→ **Do this**:
Write out all of the data without omission, exactly as shown.

----

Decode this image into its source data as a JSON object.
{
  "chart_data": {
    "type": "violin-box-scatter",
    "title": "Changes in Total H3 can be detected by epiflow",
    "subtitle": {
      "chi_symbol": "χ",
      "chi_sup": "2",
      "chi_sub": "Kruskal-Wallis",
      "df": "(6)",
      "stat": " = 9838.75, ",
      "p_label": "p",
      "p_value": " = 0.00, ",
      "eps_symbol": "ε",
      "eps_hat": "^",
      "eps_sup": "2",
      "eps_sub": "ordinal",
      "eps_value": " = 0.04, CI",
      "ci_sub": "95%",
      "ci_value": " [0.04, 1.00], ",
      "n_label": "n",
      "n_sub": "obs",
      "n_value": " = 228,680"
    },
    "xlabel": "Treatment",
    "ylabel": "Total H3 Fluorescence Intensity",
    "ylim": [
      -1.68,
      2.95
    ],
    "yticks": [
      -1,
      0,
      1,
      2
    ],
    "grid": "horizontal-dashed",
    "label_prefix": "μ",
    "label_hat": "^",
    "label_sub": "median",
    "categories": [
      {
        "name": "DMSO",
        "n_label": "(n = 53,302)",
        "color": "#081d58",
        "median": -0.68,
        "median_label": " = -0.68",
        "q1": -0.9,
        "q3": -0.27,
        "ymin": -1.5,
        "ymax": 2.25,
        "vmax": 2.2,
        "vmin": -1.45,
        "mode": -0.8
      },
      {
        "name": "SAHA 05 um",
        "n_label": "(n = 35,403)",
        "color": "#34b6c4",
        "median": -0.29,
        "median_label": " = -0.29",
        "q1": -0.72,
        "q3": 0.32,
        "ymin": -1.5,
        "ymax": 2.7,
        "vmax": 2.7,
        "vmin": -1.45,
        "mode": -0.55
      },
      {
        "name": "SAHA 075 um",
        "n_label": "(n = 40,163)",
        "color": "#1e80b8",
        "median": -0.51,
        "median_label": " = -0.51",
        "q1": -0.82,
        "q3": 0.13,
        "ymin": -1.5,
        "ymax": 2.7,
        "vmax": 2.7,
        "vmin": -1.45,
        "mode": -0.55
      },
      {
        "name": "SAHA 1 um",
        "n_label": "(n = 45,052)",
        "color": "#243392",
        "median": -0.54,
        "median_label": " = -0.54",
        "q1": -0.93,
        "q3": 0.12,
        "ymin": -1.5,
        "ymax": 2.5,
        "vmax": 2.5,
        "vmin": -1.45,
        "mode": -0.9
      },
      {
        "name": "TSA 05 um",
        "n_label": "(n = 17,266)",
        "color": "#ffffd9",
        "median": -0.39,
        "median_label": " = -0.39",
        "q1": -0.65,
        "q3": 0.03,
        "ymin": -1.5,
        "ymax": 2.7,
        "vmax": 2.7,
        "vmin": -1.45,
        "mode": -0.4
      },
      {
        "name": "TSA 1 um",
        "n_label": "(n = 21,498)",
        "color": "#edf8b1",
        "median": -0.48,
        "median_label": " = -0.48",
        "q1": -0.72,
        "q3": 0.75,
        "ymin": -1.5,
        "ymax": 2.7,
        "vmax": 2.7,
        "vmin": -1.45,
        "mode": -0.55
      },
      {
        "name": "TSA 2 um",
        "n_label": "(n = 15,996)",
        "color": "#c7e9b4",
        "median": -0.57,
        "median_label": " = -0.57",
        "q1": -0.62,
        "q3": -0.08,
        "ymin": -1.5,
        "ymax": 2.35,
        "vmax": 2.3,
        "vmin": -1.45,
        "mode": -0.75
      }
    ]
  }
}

----

→ **Exercise answer**:
Decode this image into its source data as a JSON object.
{
  "chart_data": {
    "type": "violin-box-scatter",
    "title": "Changes in Total H3 can be detected by epiflow",
    "subtitle": {
      "chi_symbol": "χ",
      "chi_sup": "2",
      "chi_sub": "Kruskal-Wallis",
      "df": "(6)",
      "stat": " = 9838.75, ",
      "p_label": "p",
      "p_value": " = 0.00, ",
      "eps_symbol": "ε",
      "eps_hat": "^",
      "eps_sup": "2",
      "eps_sub": "ordinal",
      "eps_value": " = 0.04, CI",
      "ci_sub": "95%",
      "ci_value": " [0.04, 1.00], ",
      "n_label": "n",
      "n_sub": "obs",
      "n_value": " = 228,680"
    },
    "xlabel": "Treatment",
    "ylabel": "Total H3 Fluorescence Intensity",
    "ylim": [
      -1.68,
      2.95
    ],
    "yticks": [
      -1,
      0,
      1,
      2
    ],
    "grid": "horizontal-dashed",
    "label_prefix": "μ",
    "label_hat": "^",
    "label_sub": "median",
    "categories": [
      {
        "name": "DMSO",
        "n_label": "(n = 53,302)",
        "color": "#081d58",
        "median": -0.68,
        "median_label": " = -0.68",
        "q1": -0.9,
        "q3": -0.27,
        "ymin": -1.5,
        "ymax": 2.25,
        "vmax": 2.2,
        "vmin": -1.45,
        "mode": -0.8
      },
      {
        "name": "SAHA 05 um",
        "n_label": "(n = 35,403)",
        "color": "#34b6c4",
        "median": -0.29,
        "median_label": " = -0.29",
        "q1": -0.72,
        "q3": 0.32,
        "ymin": -1.5,
        "ymax": 2.7,
        "vmax": 2.7,
        "vmin": -1.45,
        "mode": -0.55
      },
      {
        "name": "SAHA 075 um",
        "n_label": "(n = 40,163)",
        "color": "#1e80b8",
        "median": -0.51,
        "median_label": " = -0.51",
        "q1": -0.82,
        "q3": 0.13,
        "ymin": -1.5,
        "ymax": 2.7,
        "vmax": 2.7,
        "vmin": -1.45,
        "mode": -0.55
      },
      {
        "name": "SAHA 1 um",
        "n_label": "(n = 45,052)",
        "color": "#243392",
        "median": -0.54,
        "median_label": " = -0.54",
        "q1": -0.93,
        "q3": 0.12,
        "ymin": -1.5,
        "ymax": 2.5,
        "vmax": 2.5,
        "vmin": -1.45,
        "mode": -0.9
      },
      {
        "name": "TSA 05 um",
        "n_label": "(n = 17,266)",
        "color": "#ffffd9",
        "median": -0.39,
        "median_label": " = -0.39",
        "q1": -0.65,
        "q3": 0.03,
        "ymin": -1.5,
        "ymax": 2.7,
        "vmax": 2.7,
        "vmin": -1.45,
        "mode": -0.4
      },
      {
        "name": "TSA 1 um",
        "n_label": "(n = 21,498)",
        "color": "#edf8b1",
        "median": -0.48,
        "median_label": " = -0.48",
        "q1": -0.72,
        "q3": 0.75,
        "ymin": -1.5,
        "ymax": 2.7,
        "vmax": 2.7,
        "vmin": -1.45,
        "mode": -0.55
      },
      {
        "name": "TSA 2 um",
        "n_label": "(n = 15,996)",
        "color": "#c7e9b4",
        "median": -0.57,
        "median_label": " = -0.57",
        "q1": -0.62,
        "q3": -0.08,
        "ymin": -1.5,
        "ymax": 2.35,
        "vmax": 2.3,
        "vmin": -1.45,
        "mode": -0.75
      }
    ]
  }
}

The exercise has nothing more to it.